Record extracts:
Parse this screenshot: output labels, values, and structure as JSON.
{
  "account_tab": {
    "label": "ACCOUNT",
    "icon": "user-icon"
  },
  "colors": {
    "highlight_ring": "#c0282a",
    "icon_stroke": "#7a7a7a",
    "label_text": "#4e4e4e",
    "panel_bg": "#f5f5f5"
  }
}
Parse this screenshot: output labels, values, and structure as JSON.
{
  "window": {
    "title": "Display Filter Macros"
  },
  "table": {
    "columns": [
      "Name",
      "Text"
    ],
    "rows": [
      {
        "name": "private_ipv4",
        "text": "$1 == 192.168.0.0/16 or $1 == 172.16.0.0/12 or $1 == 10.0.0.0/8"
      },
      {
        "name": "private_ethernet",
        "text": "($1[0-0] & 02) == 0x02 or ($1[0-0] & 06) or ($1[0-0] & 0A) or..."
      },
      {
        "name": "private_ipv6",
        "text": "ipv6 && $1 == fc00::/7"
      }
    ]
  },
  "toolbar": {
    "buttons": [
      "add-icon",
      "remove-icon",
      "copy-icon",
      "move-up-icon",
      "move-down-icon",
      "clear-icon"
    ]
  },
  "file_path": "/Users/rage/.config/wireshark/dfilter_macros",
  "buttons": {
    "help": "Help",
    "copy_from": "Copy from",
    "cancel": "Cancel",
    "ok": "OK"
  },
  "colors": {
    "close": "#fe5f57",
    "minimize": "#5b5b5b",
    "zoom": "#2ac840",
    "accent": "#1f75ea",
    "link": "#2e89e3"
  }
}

---

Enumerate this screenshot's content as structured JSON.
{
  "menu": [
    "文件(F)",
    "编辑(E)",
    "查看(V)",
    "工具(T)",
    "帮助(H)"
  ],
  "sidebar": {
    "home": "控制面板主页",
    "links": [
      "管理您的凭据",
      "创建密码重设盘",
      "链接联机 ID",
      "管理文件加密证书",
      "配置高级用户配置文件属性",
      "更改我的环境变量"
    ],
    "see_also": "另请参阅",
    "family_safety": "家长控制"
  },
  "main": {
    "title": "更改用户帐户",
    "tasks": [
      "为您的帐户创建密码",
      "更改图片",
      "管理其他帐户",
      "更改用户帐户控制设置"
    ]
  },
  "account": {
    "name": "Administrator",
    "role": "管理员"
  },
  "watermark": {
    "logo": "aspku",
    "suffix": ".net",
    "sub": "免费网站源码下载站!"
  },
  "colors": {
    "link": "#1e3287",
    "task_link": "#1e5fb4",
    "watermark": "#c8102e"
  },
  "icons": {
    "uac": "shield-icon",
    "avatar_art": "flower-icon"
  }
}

--

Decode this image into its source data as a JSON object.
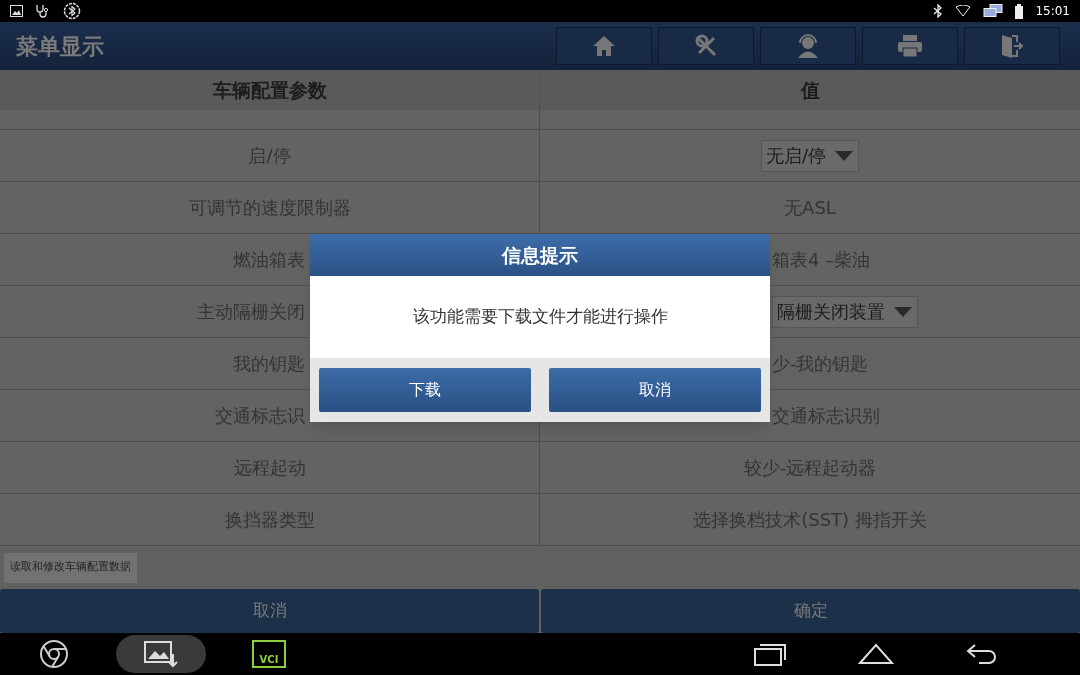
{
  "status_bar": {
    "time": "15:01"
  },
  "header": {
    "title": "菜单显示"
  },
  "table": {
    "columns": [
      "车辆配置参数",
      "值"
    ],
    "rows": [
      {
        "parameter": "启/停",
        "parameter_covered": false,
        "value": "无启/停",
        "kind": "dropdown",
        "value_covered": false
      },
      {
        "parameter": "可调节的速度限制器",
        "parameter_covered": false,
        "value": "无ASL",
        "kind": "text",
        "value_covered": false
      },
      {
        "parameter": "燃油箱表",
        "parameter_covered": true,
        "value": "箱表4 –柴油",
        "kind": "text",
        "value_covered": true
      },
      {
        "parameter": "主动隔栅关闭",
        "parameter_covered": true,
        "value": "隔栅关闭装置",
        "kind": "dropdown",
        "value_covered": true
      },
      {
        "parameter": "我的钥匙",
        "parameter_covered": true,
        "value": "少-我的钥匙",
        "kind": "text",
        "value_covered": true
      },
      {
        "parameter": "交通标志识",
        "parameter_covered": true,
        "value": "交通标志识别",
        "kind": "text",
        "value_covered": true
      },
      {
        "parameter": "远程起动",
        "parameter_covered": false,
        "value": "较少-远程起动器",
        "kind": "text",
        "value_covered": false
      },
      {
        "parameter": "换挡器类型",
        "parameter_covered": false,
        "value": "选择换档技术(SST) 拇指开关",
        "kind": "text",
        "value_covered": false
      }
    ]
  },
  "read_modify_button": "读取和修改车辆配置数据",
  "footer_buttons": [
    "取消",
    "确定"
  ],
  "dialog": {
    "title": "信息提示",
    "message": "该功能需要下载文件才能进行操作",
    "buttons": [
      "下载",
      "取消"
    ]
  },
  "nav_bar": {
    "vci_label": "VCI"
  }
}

Task goal: List each line of the records that holds the string "title".

Answer to the task:
    "title": "Display Filter Macros"
    "title": "更改用户帐户",
    "title": "菜单显示"
    "title": "信息提示",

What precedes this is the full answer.